> TEXTO DEL DOCUMENTO:
┌──

Casilda recoge el desafío de la búsqueda y de la invención, y empieza también su propio juego desde el otro lado del espejo con una escritura sin guiños caribeños pero empecinada, constante, fluyente. Muestra con orgullo su alfabeto, alfabeto vegetal, hecho de palotes robados a las plantas, a los pequeños frutos del plátano de sombra o a las raíces de los arbustos. Y los combina en una gramática aprendida desde el cuidado y la observación de la vida que la rodea y habla sin cesar. Construye nidos, extenúa las hojas buscando su esqueleto, inventa cuencas hidrográficas. Y escribe, escribe sobre lo escrito, superpone papeles vegetales, multiplica y divide. Admite también la vida del cambio, la entrada del tiempo de mutación. En su exposición anterior, ‘Los seres tan frágiles’, sus objetos suspendidos en delicadas tramas iban buscando su acomodo entre corrientes de aire y roces de los visitantes. Cuando volvías a la sala unos días después unos habían cambiado la lisura por el rizo, otros la sonrisa por la tristeza. La tarde en que estuve viendo la exposición de Calderón era muy ventosa, y cada vez que se abría la puerta las hojas vegetales suspendidas por alfileres vibraban suavemente, las bolillas de los castaños estaban a punto de tintinear entre ellas con una partitura sorda. Nada se estaba quieto.

└──

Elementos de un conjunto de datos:

┌──

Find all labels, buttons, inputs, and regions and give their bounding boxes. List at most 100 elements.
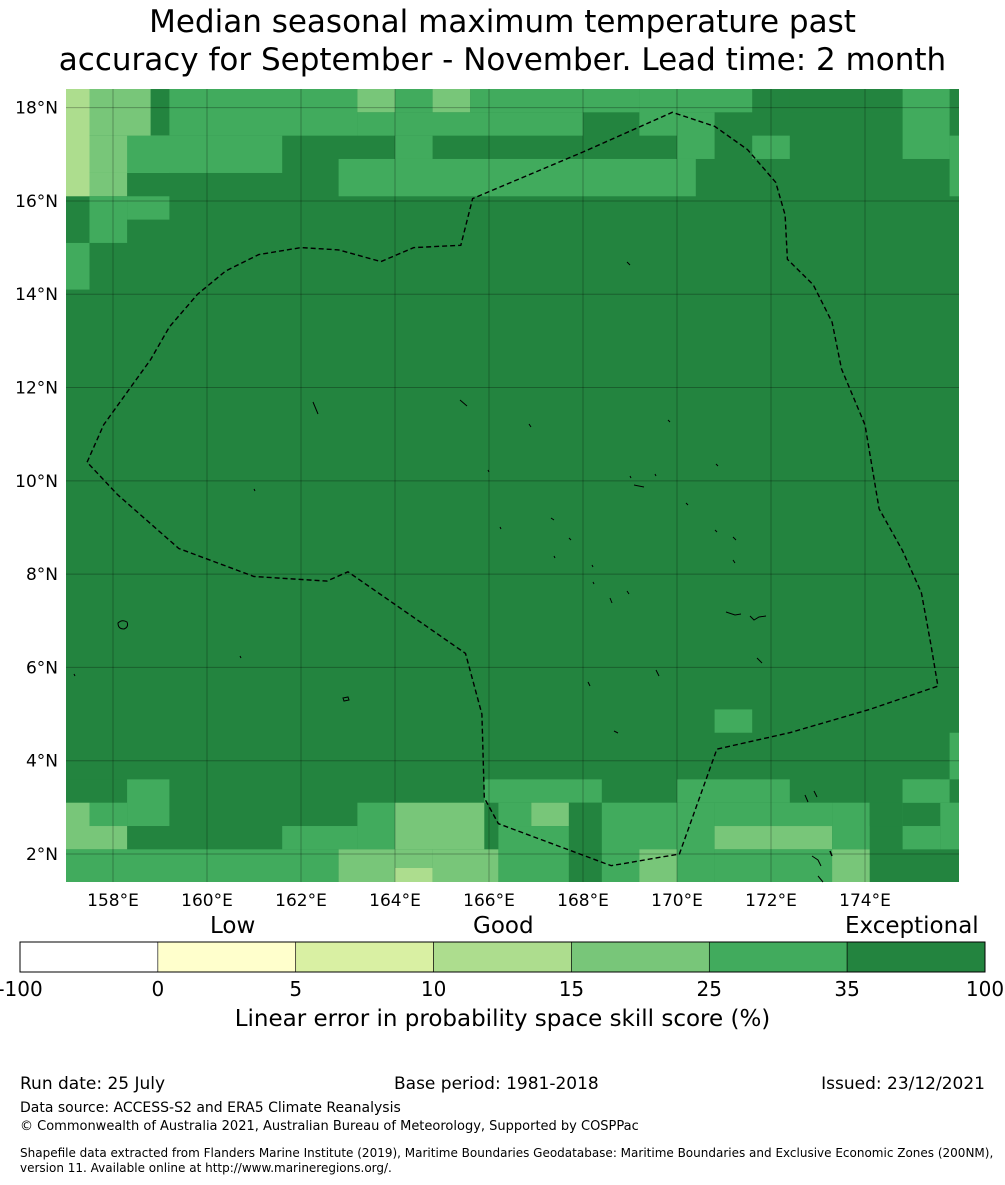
map-cell	[66, 242, 90, 290]
colorbar-tick-label: 100	[966, 977, 1004, 1001]
island-outline	[655, 669, 660, 677]
map-cell	[714, 849, 833, 882]
colorbar-tick-label: 15	[559, 977, 584, 1001]
map-cell	[127, 196, 170, 220]
island-outline	[609, 597, 613, 604]
lat-tick-label: 8°N	[26, 565, 58, 585]
map-cell	[66, 802, 90, 850]
map-cell	[169, 89, 358, 136]
island-outline	[342, 696, 350, 702]
island-outline	[725, 611, 742, 616]
lat-tick-label: 16°N	[15, 192, 58, 212]
shapefile-credit-2: version 11. Available online at http://w…	[20, 1161, 392, 1175]
colorbar-bin	[708, 941, 848, 973]
map-cell	[66, 89, 90, 197]
colorbar-tick-label: 25	[697, 977, 722, 1001]
map-cell	[357, 89, 395, 113]
map-cell	[127, 135, 283, 173]
map-background	[66, 89, 959, 882]
map-cell	[357, 112, 583, 136]
map-cell	[498, 826, 569, 882]
category-label-good: Good	[473, 913, 534, 939]
map-cell	[714, 802, 833, 827]
island-outline	[804, 790, 818, 803]
colorbar-bin	[157, 941, 297, 973]
map-cell	[568, 802, 602, 882]
map-cell	[949, 135, 959, 197]
map-cell	[432, 89, 471, 113]
map-cell	[484, 779, 602, 803]
island-outlines	[73, 261, 833, 883]
map-cell	[66, 849, 90, 882]
island-outline	[312, 261, 631, 428]
island-outline	[829, 850, 833, 857]
map-cell	[789, 89, 903, 113]
lon-tick-label: 160°E	[181, 891, 233, 911]
colorbar-tick-label: 0	[151, 977, 164, 1001]
category-label-low: Low	[210, 913, 256, 939]
map-cell	[89, 89, 151, 136]
island-outline	[811, 855, 824, 883]
lon-tick-label: 174°E	[839, 891, 891, 911]
colorbar-tick-label: 10	[421, 977, 446, 1001]
lon-tick-label: 166°E	[463, 891, 515, 911]
lon-tick-label: 172°E	[745, 891, 797, 911]
colorbar-frame	[19, 941, 986, 973]
island-outline	[749, 615, 767, 621]
map-cell	[677, 112, 715, 159]
map-cell	[338, 158, 696, 197]
map-cell	[127, 779, 170, 827]
map-cell	[902, 89, 950, 159]
island-outline	[73, 419, 719, 677]
map-cell	[395, 802, 485, 850]
colorbar-title: Linear error in probability space skill …	[234, 1006, 771, 1032]
island-outline	[756, 657, 763, 664]
axis-labels: 158°E 160°E 162°E 164°E 166°E 168°E 170°E 172°E…	[15, 99, 891, 911]
map-cell	[282, 826, 358, 850]
category-label-exceptional: Exceptional	[845, 913, 979, 939]
island-outline	[550, 484, 737, 687]
colorbar-tick-label: -100	[0, 977, 43, 1001]
shapefile-credit-1: Shapefile data extracted from Flanders M…	[20, 1146, 994, 1160]
lat-tick-label: 12°N	[15, 379, 58, 399]
colorbar-tick-label: 35	[834, 977, 859, 1001]
map-cell	[949, 732, 959, 780]
map-cell	[432, 849, 499, 882]
colorbar-bin	[19, 941, 159, 973]
map-cell	[677, 802, 715, 882]
island-outline	[117, 620, 129, 630]
map-cell	[89, 849, 339, 882]
map-cell	[395, 135, 433, 159]
map-cell	[677, 779, 790, 803]
lat-tick-label: 14°N	[15, 285, 58, 305]
colorbar-bin	[846, 941, 986, 973]
map-cell	[714, 826, 833, 850]
map-gridlines	[66, 89, 959, 882]
map-cell	[714, 709, 753, 733]
map-cell	[89, 196, 128, 243]
data-source: Data source: ACCESS-S2 and ERA5 Climate …	[20, 1100, 401, 1116]
map-cell	[940, 802, 959, 850]
lon-tick-label: 168°E	[557, 891, 609, 911]
colorbar-bin	[295, 941, 434, 973]
lat-tick-label: 18°N	[15, 99, 58, 119]
map-cell	[357, 802, 395, 850]
map-cell	[902, 802, 941, 827]
eez-boundary	[86, 111, 939, 867]
lon-tick-label: 162°E	[275, 891, 327, 911]
map-cell	[677, 89, 753, 113]
map-cell	[395, 89, 433, 113]
map-cell	[89, 802, 128, 827]
lat-tick-label: 6°N	[26, 658, 58, 678]
map-cell	[869, 802, 903, 827]
colorbar-bin	[571, 941, 710, 973]
lat-tick-label: 4°N	[26, 752, 58, 772]
copyright: © Commonwealth of Australia 2021, Austra…	[20, 1119, 639, 1134]
map-cell	[498, 802, 532, 827]
lat-tick-label: 10°N	[15, 472, 58, 492]
island-outline	[626, 590, 630, 595]
colorbar-bin	[433, 941, 572, 973]
skill-score-map: 158°E 160°E 162°E 164°E 166°E 168°E 170°E 172°E…	[0, 89, 1004, 1001]
base-period: Base period: 1981-2018	[394, 1074, 599, 1094]
map-cell	[902, 779, 950, 803]
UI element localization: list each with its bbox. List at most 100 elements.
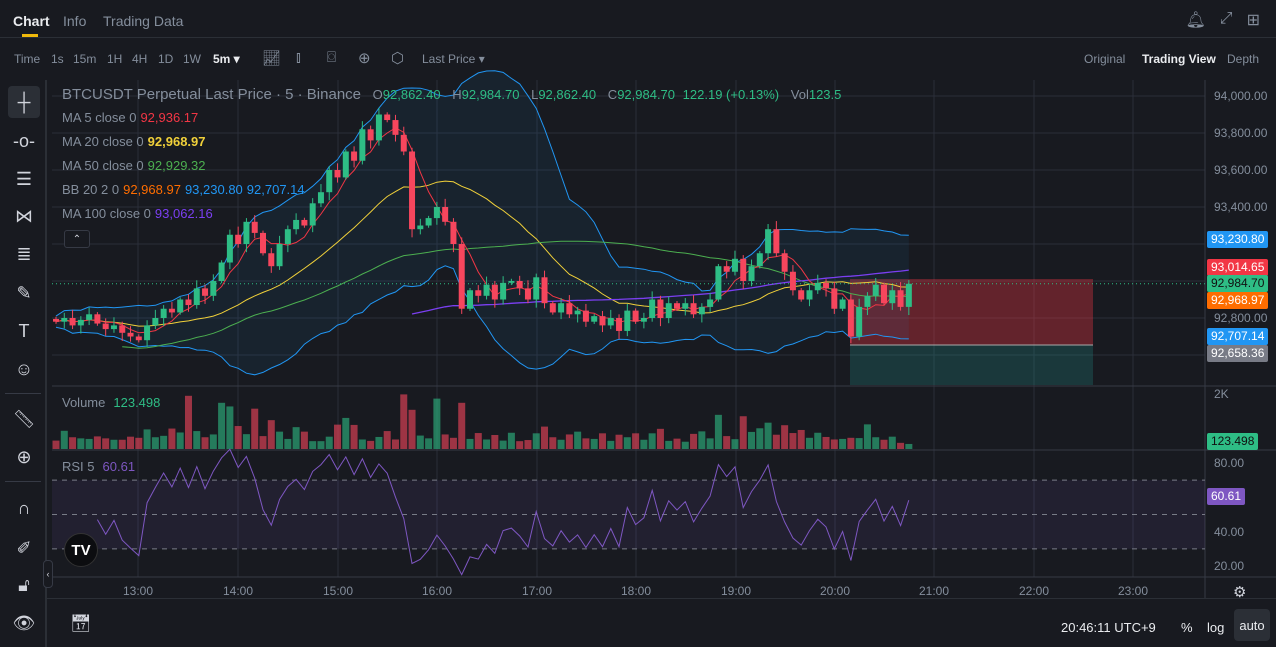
indicators-icon[interactable]: 📈︎ <box>262 50 282 67</box>
collapse-legend-button[interactable]: ⌃ <box>64 230 90 248</box>
candle-body <box>243 221 250 244</box>
time-axis-label: 21:00 <box>918 584 950 598</box>
log-toggle[interactable]: log <box>1207 620 1225 635</box>
volume-bar <box>85 438 93 449</box>
camera-icon[interactable]: ⌼ <box>327 49 337 66</box>
legend-ma5[interactable]: MA 5 close 0 92,936.17 <box>62 110 198 125</box>
view-trading-view[interactable]: Trading View <box>1142 52 1216 66</box>
candle-body <box>856 306 863 337</box>
volume-bar <box>69 437 77 449</box>
volume-bar <box>474 433 482 449</box>
candle-body <box>177 299 184 313</box>
price-axis-label: 94,000.00 <box>1214 89 1268 103</box>
parallel-channel-icon[interactable]: ☰ <box>15 168 33 189</box>
volume-bar <box>127 436 135 449</box>
tab-chart[interactable]: Chart <box>13 13 50 37</box>
emoji-icon[interactable]: ☺ <box>14 358 34 379</box>
candle-body <box>508 281 515 283</box>
symbol-title: BTCUSDT Perpetual Last Price · 5 · Binan… <box>62 86 362 103</box>
interval-1h[interactable]: 1H <box>107 52 123 66</box>
pattern-icon[interactable]: ⋈ <box>15 205 33 226</box>
interval-15m[interactable]: 15m <box>73 52 97 66</box>
volume-bar <box>110 439 118 449</box>
go-to-date-icon[interactable]: 📅︎ <box>70 614 92 633</box>
settings-icon[interactable]: ⚙ <box>1233 584 1247 601</box>
candle-body <box>193 288 200 306</box>
ruler-icon[interactable]: 📏︎ <box>12 408 36 429</box>
legend-ma20[interactable]: MA 20 close 0 92,968.97 <box>62 134 206 149</box>
rsi-axis-label: 40.00 <box>1214 525 1245 539</box>
volume-label: Volume <box>62 395 106 410</box>
volume-bar <box>731 439 739 449</box>
volume-bar <box>400 394 408 449</box>
interval-4h[interactable]: 4H <box>132 52 148 66</box>
lock-icon[interactable]: 🔓︎ <box>18 574 30 595</box>
zoom-in-icon[interactable]: ⊕ <box>16 446 32 467</box>
legend-bb[interactable]: BB 20 2 0 92,968.97 93,230.80 92,707.14 <box>62 182 305 197</box>
time-axis-label: 18:00 <box>620 584 652 598</box>
tradingview-logo[interactable]: TV <box>64 533 98 567</box>
collapse-toolbar-button[interactable]: ‹ <box>43 560 53 588</box>
candle-body <box>566 303 573 315</box>
bottom-bar <box>47 598 1276 647</box>
interval-1s[interactable]: 1s <box>51 52 64 66</box>
volume-bar <box>905 443 913 449</box>
candle-body <box>640 318 647 322</box>
volume-bar <box>557 439 565 449</box>
time-label[interactable]: Time <box>14 52 41 66</box>
legend-volume[interactable]: Volume 123.498 <box>62 395 160 410</box>
volume-bar <box>218 402 226 449</box>
settings-hex-icon[interactable]: ⬡ <box>391 50 405 67</box>
rsi-axis-label: 80.00 <box>1214 456 1245 470</box>
volume-bar <box>574 431 582 449</box>
candle-body <box>765 229 772 254</box>
volume-bar <box>267 420 275 449</box>
divider <box>5 393 41 394</box>
bell-icon[interactable]: 🔔︎ <box>1185 12 1206 29</box>
volume-bar <box>863 424 871 449</box>
volume-bar <box>408 409 416 449</box>
fib-icon[interactable]: ≣ <box>16 243 32 264</box>
volume-bar <box>151 437 159 449</box>
lock-drawings-icon[interactable]: ✐ <box>16 537 32 558</box>
interval-selector[interactable]: 5m ▾ <box>213 52 240 66</box>
view-original[interactable]: Original <box>1084 52 1126 66</box>
tab-info[interactable]: Info <box>63 13 87 29</box>
volume-bar <box>623 437 631 449</box>
magnet-icon[interactable]: ∩ <box>17 497 31 518</box>
tab-trading-data[interactable]: Trading Data <box>103 13 184 29</box>
price-type-dropdown[interactable]: Last Price ▾ <box>422 52 485 66</box>
candle-body <box>409 151 416 230</box>
interval-1d[interactable]: 1D <box>158 52 174 66</box>
legend-ma50[interactable]: MA 50 close 0 92,929.32 <box>62 158 206 173</box>
interval-1w[interactable]: 1W <box>183 52 201 66</box>
crosshair-icon[interactable]: ┼ <box>8 86 40 118</box>
view-depth[interactable]: Depth <box>1227 52 1260 66</box>
volume-bar <box>334 424 342 449</box>
horizontal-line-icon[interactable]: -o- <box>13 130 35 151</box>
candle-type-icon[interactable]: ⫾ <box>296 49 301 66</box>
candle-body <box>202 288 209 296</box>
bb-lower-line <box>55 265 909 376</box>
brush-icon[interactable]: ✎ <box>16 282 32 303</box>
legend-rsi[interactable]: RSI 5 60.61 <box>62 459 135 474</box>
auto-scale-toggle[interactable]: auto <box>1234 609 1270 641</box>
grid-layout-icon[interactable]: ⊞ <box>1246 12 1260 29</box>
text-icon[interactable]: T <box>18 320 30 341</box>
volume-bar <box>723 436 731 449</box>
volume-bar <box>590 438 598 449</box>
expand-icon[interactable]: ⤢ <box>1219 10 1233 27</box>
price-axis-label: 92,800.00 <box>1214 311 1268 325</box>
top-tabs: Chart Info Trading Data 🔔︎ ⤢ ⊞ <box>0 0 1276 38</box>
candle-body <box>905 283 912 307</box>
volume-bar <box>416 435 424 449</box>
percent-toggle[interactable]: % <box>1181 620 1193 635</box>
bb-upper-value: 93,230.80 <box>184 182 243 197</box>
eye-icon[interactable]: 👁︎ <box>12 612 36 633</box>
candle-body <box>781 253 788 272</box>
drawing-toolbar: ┼ -o- ☰ ⋈ ≣ ✎ T ☺ 📏︎ ⊕ ∩ ✐ 🔓︎ 👁︎ <box>0 80 47 647</box>
candle-body <box>657 299 664 318</box>
legend-ma100[interactable]: MA 100 close 0 93,062.16 <box>62 206 213 221</box>
add-circle-icon[interactable]: ⊕ <box>358 50 371 67</box>
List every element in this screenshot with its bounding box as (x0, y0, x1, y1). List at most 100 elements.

└──

> EJERCICIOS:
(a) Responde estas preguntas sobre el texto acerca de la obra de Casilda:
(i) ¿De qué está hecho el alfabeto vegetal de Casilda?
(ii) ¿Cómo se titulaba su exposición anterior?
(iii) ¿Cómo era la tarde en que quien escribe vio la exposición de Calderón?
(b) Prolonga el texto sobre la obra de Casilda a partir de su última oración.

> RESPUESTAS POR EJERCICIO:
(a)
(i) De palotes robados a las plantas, a los pequeños frutos del plátano de sombra o a las raíces de los arbustos.
(ii) ‘Los seres tan frágiles’.
(iii) Muy ventosa.

(b)
Casilda entre sus seres, Casilda en su jardín. O tal vez sea preferible llamarle huerto, allí donde se escarba y rotura, donde se lucha contra las malas hierbas y se espera con paciencia el fruto que siempre sorprende en una tarea sin final, con una estación a la que sigue otra y otra. Y de vez en cuando al mercado, entre clientes atentos, degustadores de sus frutos. El día de la inauguración andaban por la sala varios poetas. Cada artista congrega, secretamente, a los suyos. Hace unas cuantas semanas vimos en estas páginas como Agustín García Calvo, filólogo, latinista, convocaba inesperadamente a los músicos. Casilda atrae a los poetas. Ya lo podíamos intuir por las firmas de los textos de sus leves catálogos. También por los nombres que va dejando caer al lado de sus obras, por los títulos que toma prestados (“Que los mapas nunca podrán decirnos qué es lo que ven los pájaros” ¿Cabe robo más hermoso?). Pero más allá de hurtos y complicidades es necesario afirmar que lo que cuelga Casilda de sus delicados alfileres es letra abierta, escritura poética, luz no usada.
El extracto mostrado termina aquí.